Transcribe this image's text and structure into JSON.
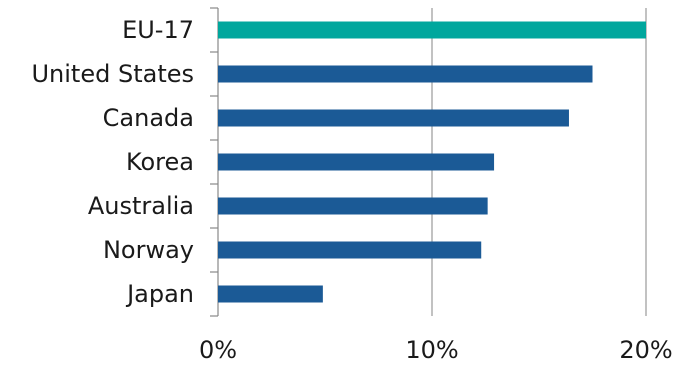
{
  "chart_data": {
    "type": "bar",
    "orientation": "horizontal",
    "categories": [
      "EU-17",
      "United States",
      "Canada",
      "Korea",
      "Australia",
      "Norway",
      "Japan"
    ],
    "values": [
      20,
      17.5,
      16.4,
      12.9,
      12.6,
      12.3,
      4.9
    ],
    "unit": "%",
    "xlim": [
      0,
      20
    ],
    "x_ticks": [
      {
        "value": 0,
        "label": "0%"
      },
      {
        "value": 10,
        "label": "10%"
      },
      {
        "value": 20,
        "label": "20%"
      }
    ],
    "grid": "vertical",
    "legend": "none",
    "colors": {
      "highlight": "#00a79d",
      "default": "#1b5a96",
      "grid": "#9a9a9a",
      "axis": "#888888"
    },
    "highlight_category": "EU-17",
    "title": "",
    "xlabel": "",
    "ylabel": ""
  }
}
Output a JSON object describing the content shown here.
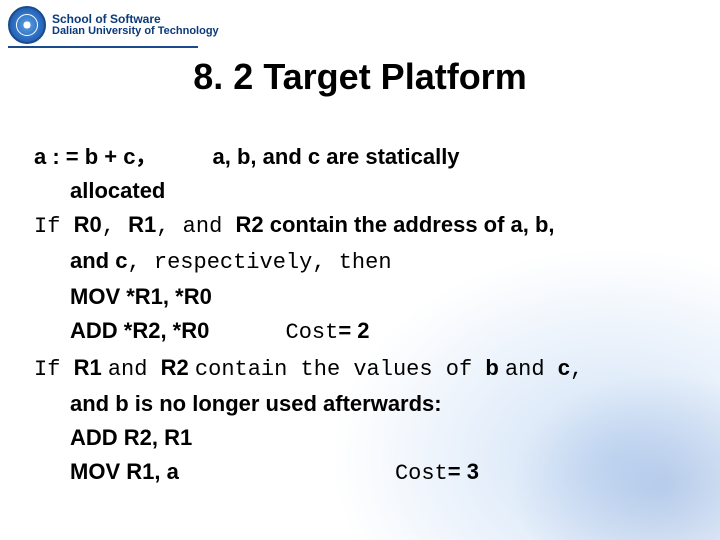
{
  "colors": {
    "brand": "#1a4b8c",
    "text": "#000000",
    "bg": "#ffffff"
  },
  "fonts": {
    "title_size": 36,
    "body_size": 22
  },
  "header": {
    "line1": "School of Software",
    "line2": "Dalian University of Technology"
  },
  "title": "8. 2 Target Platform",
  "body": {
    "l1a": "a : = b + c",
    "l1comma": "，",
    "l1b": "a, b, and c are statically",
    "l2": "allocated",
    "l3_if": "If ",
    "l3_r0": "R0",
    "l3_c1": ",  ",
    "l3_r1": "R1",
    "l3_c2": ",  ",
    "l3_and": "and ",
    "l3_r2": "R2 contain the address of a,  b,",
    "l4_and": "and ",
    "l4_c": "c",
    "l4_rest": ", respectively, then",
    "l5": "MOV *R1, *R0",
    "l6a": "ADD *R2, *R0",
    "l6_cost_lbl": "Cost",
    "l6_cost_val": "= 2",
    "l7_if": "If ",
    "l7_r1": "R1 ",
    "l7_and1": "and ",
    "l7_r2": "R2 ",
    "l7_mid": "contain the values of ",
    "l7_b": "b ",
    "l7_and2": "and ",
    "l7_c": "c",
    "l7_comma": ",",
    "l8": "and b is no longer used afterwards:",
    "l9": "ADD R2, R1",
    "l10a": "MOV R1, a",
    "l10_cost_lbl": "Cost",
    "l10_cost_val": "= 3"
  }
}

.....

**Task to carry out**.
Every entry above is to be set down exactly; the pictures are to be left out.

**Correct answer**.
Transcribe this image's text and structure into JSON.
{
  "chart_data": {
    "type": "bar",
    "orientation": "horizontal",
    "categories": [
      "EU-17",
      "United States",
      "Canada",
      "Korea",
      "Australia",
      "Norway",
      "Japan"
    ],
    "values": [
      20,
      17.5,
      16.4,
      12.9,
      12.6,
      12.3,
      4.9
    ],
    "unit": "%",
    "xlim": [
      0,
      20
    ],
    "x_ticks": [
      {
        "value": 0,
        "label": "0%"
      },
      {
        "value": 10,
        "label": "10%"
      },
      {
        "value": 20,
        "label": "20%"
      }
    ],
    "grid": "vertical",
    "legend": "none",
    "colors": {
      "highlight": "#00a79d",
      "default": "#1b5a96",
      "grid": "#9a9a9a",
      "axis": "#888888"
    },
    "highlight_category": "EU-17",
    "title": "",
    "xlabel": "",
    "ylabel": ""
  }
}
Output a JSON object describing the content shown here.
{
  "colors": {
    "brand": "#1a4b8c",
    "text": "#000000",
    "bg": "#ffffff"
  },
  "fonts": {
    "title_size": 36,
    "body_size": 22
  },
  "header": {
    "line1": "School of Software",
    "line2": "Dalian University of Technology"
  },
  "title": "8. 2 Target Platform",
  "body": {
    "l1a": "a : = b + c",
    "l1comma": "，",
    "l1b": "a, b, and c are statically",
    "l2": "allocated",
    "l3_if": "If ",
    "l3_r0": "R0",
    "l3_c1": ",  ",
    "l3_r1": "R1",
    "l3_c2": ",  ",
    "l3_and": "and ",
    "l3_r2": "R2 contain the address of a,  b,",
    "l4_and": "and ",
    "l4_c": "c",
    "l4_rest": ", respectively, then",
    "l5": "MOV *R1, *R0",
    "l6a": "ADD *R2, *R0",
    "l6_cost_lbl": "Cost",
    "l6_cost_val": "= 2",
    "l7_if": "If ",
    "l7_r1": "R1 ",
    "l7_and1": "and ",
    "l7_r2": "R2 ",
    "l7_mid": "contain the values of ",
    "l7_b": "b ",
    "l7_and2": "and ",
    "l7_c": "c",
    "l7_comma": ",",
    "l8": "and b is no longer used afterwards:",
    "l9": "ADD R2, R1",
    "l10a": "MOV R1, a",
    "l10_cost_lbl": "Cost",
    "l10_cost_val": "= 3"
  }
}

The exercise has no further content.